● **WHAT IS BEING ASKED**:
For each line that holds "Capacitance", copy the line out.

● **Saved data entries**:
⟨
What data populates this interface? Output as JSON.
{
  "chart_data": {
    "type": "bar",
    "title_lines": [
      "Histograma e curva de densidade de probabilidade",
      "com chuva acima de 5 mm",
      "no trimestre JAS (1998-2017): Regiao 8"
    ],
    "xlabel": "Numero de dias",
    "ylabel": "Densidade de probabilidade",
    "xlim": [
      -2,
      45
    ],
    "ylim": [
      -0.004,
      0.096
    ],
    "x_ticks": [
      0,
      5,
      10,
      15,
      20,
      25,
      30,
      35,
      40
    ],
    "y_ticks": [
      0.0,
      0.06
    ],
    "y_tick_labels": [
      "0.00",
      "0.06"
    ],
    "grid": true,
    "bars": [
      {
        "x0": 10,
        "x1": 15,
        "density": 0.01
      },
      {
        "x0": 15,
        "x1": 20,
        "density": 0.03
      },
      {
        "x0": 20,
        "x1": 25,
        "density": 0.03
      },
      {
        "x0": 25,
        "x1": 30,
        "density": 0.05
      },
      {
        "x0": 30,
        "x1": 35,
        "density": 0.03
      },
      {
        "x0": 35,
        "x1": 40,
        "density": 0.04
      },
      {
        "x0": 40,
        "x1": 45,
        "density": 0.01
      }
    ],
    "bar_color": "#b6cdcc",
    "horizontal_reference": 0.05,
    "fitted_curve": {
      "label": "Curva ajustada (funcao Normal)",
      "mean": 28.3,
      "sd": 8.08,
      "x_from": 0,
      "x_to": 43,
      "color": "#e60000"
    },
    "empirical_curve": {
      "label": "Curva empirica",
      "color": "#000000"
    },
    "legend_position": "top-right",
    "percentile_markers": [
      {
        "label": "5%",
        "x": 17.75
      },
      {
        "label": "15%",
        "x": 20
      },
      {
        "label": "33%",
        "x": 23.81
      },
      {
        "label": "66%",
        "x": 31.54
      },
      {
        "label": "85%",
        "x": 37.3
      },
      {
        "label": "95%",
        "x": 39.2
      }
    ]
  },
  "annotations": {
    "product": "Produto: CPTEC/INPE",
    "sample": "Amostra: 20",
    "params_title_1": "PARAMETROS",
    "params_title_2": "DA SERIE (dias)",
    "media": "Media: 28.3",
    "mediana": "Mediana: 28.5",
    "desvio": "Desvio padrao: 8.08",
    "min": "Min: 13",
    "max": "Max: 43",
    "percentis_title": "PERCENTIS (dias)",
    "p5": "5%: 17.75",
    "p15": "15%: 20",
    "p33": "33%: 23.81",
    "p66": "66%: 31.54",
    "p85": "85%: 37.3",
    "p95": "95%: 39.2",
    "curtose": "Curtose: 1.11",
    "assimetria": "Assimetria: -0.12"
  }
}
⟩
⟨
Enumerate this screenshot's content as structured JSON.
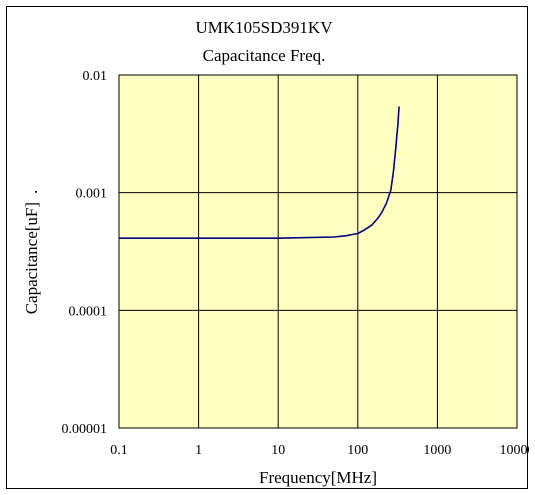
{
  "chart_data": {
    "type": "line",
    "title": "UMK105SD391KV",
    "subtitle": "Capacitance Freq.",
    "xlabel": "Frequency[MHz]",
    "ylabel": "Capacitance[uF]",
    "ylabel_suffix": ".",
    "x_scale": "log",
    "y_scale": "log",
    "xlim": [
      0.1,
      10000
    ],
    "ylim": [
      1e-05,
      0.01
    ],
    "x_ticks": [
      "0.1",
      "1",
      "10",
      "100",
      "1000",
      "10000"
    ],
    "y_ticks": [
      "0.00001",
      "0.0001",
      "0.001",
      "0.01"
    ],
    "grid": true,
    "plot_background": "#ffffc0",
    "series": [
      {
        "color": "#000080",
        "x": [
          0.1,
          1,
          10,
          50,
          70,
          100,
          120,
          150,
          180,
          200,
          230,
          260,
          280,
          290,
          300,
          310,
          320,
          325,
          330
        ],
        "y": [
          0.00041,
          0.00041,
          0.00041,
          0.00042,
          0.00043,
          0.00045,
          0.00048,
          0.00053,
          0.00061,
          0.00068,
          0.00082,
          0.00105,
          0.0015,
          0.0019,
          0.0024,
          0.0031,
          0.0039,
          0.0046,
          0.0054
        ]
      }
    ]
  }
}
⟩
● **CORRECT RESPONSE**:
    "subtitle": "Capacitance Freq.",
    "ylabel": "Capacitance[uF]",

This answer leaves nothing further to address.